**Dataset entries**
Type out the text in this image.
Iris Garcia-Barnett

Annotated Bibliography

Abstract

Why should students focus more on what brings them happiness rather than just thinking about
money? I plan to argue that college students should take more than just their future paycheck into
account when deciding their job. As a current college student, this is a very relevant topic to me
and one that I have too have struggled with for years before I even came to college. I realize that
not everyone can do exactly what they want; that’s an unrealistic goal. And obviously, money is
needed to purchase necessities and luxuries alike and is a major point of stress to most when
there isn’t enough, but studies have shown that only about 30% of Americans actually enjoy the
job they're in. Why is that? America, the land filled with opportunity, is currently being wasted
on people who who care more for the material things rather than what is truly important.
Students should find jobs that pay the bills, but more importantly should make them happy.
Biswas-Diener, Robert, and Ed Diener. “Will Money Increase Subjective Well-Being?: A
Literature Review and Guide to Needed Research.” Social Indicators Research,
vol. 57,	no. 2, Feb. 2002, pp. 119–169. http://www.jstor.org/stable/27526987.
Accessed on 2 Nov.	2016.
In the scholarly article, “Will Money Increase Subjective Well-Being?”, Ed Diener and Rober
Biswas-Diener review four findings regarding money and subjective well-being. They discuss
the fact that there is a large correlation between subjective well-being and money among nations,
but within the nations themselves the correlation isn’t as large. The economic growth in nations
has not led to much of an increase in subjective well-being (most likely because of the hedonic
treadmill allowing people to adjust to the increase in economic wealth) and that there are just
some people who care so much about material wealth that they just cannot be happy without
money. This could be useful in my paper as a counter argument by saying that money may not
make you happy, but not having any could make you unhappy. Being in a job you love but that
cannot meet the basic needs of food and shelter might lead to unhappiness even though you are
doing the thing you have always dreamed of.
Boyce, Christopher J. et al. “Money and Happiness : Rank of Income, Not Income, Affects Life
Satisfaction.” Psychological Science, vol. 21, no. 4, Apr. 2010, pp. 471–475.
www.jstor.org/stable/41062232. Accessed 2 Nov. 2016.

**The task**
Retype the material above, line by line, exactly.

**Complete answer**
Type out the text in this image.
Iris Garcia-Barnett

Annotated Bibliography

Abstract

Why should students focus more on what brings them happiness rather than just thinking about
money? I plan to argue that college students should take more than just their future paycheck into
account when deciding their job. As a current college student, this is a very relevant topic to me
and one that I have too have struggled with for years before I even came to college. I realize that
not everyone can do exactly what they want; that’s an unrealistic goal. And obviously, money is
needed to purchase necessities and luxuries alike and is a major point of stress to most when
there isn’t enough, but studies have shown that only about 30% of Americans actually enjoy the
job they're in. Why is that? America, the land filled with opportunity, is currently being wasted
on people who who care more for the material things rather than what is truly important.
Students should find jobs that pay the bills, but more importantly should make them happy.
Biswas-Diener, Robert, and Ed Diener. “Will Money Increase Subjective Well-Being?: A
Literature Review and Guide to Needed Research.” Social Indicators Research,
vol. 57,	no. 2, Feb. 2002, pp. 119–169. http://www.jstor.org/stable/27526987.
Accessed on 2 Nov.	2016.
In the scholarly article, “Will Money Increase Subjective Well-Being?”, Ed Diener and Rober
Biswas-Diener review four findings regarding money and subjective well-being. They discuss
the fact that there is a large correlation between subjective well-being and money among nations,
but within the nations themselves the correlation isn’t as large. The economic growth in nations
has not led to much of an increase in subjective well-being (most likely because of the hedonic
treadmill allowing people to adjust to the increase in economic wealth) and that there are just
some people who care so much about material wealth that they just cannot be happy without
money. This could be useful in my paper as a counter argument by saying that money may not
make you happy, but not having any could make you unhappy. Being in a job you love but that
cannot meet the basic needs of food and shelter might lead to unhappiness even though you are
doing the thing you have always dreamed of.
Boyce, Christopher J. et al. “Money and Happiness : Rank of Income, Not Income, Affects Life
Satisfaction.” Psychological Science, vol. 21, no. 4, Apr. 2010, pp. 471–475.
www.jstor.org/stable/41062232. Accessed 2 Nov. 2016.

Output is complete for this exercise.